### Requirement:
Count how many lines mention the word "notes". Write that number alone.

(Dataset entries)
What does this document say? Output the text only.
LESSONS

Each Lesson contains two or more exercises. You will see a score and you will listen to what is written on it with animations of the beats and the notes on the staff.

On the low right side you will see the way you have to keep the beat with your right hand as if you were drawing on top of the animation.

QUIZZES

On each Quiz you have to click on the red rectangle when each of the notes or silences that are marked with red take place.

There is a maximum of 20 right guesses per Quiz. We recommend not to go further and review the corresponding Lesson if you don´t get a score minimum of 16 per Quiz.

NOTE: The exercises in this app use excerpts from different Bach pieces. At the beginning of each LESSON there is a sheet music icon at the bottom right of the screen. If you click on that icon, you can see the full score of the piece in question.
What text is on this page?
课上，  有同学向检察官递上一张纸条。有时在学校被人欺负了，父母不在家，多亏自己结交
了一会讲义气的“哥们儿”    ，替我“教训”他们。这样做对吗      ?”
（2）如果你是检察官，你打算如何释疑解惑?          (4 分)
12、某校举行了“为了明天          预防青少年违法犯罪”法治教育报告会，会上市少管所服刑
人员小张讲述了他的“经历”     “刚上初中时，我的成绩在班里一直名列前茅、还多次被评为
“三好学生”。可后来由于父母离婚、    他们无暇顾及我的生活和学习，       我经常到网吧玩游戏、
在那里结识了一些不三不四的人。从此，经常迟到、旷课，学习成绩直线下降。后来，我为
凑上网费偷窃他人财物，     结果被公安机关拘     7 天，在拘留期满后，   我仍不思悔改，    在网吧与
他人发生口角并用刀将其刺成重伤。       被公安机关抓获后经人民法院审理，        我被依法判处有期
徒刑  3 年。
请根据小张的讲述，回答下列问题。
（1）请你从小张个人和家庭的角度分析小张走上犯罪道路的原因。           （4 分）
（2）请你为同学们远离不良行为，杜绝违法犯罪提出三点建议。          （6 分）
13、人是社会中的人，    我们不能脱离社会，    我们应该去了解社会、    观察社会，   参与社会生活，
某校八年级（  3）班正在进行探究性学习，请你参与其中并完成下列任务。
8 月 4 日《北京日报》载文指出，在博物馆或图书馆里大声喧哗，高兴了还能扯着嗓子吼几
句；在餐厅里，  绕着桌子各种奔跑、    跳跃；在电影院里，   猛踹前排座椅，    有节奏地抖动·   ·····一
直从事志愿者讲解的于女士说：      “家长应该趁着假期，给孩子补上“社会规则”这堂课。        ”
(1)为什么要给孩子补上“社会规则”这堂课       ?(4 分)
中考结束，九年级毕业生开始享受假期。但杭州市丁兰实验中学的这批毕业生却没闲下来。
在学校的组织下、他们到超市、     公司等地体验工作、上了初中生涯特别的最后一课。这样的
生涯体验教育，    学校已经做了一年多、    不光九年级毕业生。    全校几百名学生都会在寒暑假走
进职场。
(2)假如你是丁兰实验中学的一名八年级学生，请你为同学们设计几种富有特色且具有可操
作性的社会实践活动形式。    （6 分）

### Final result:
2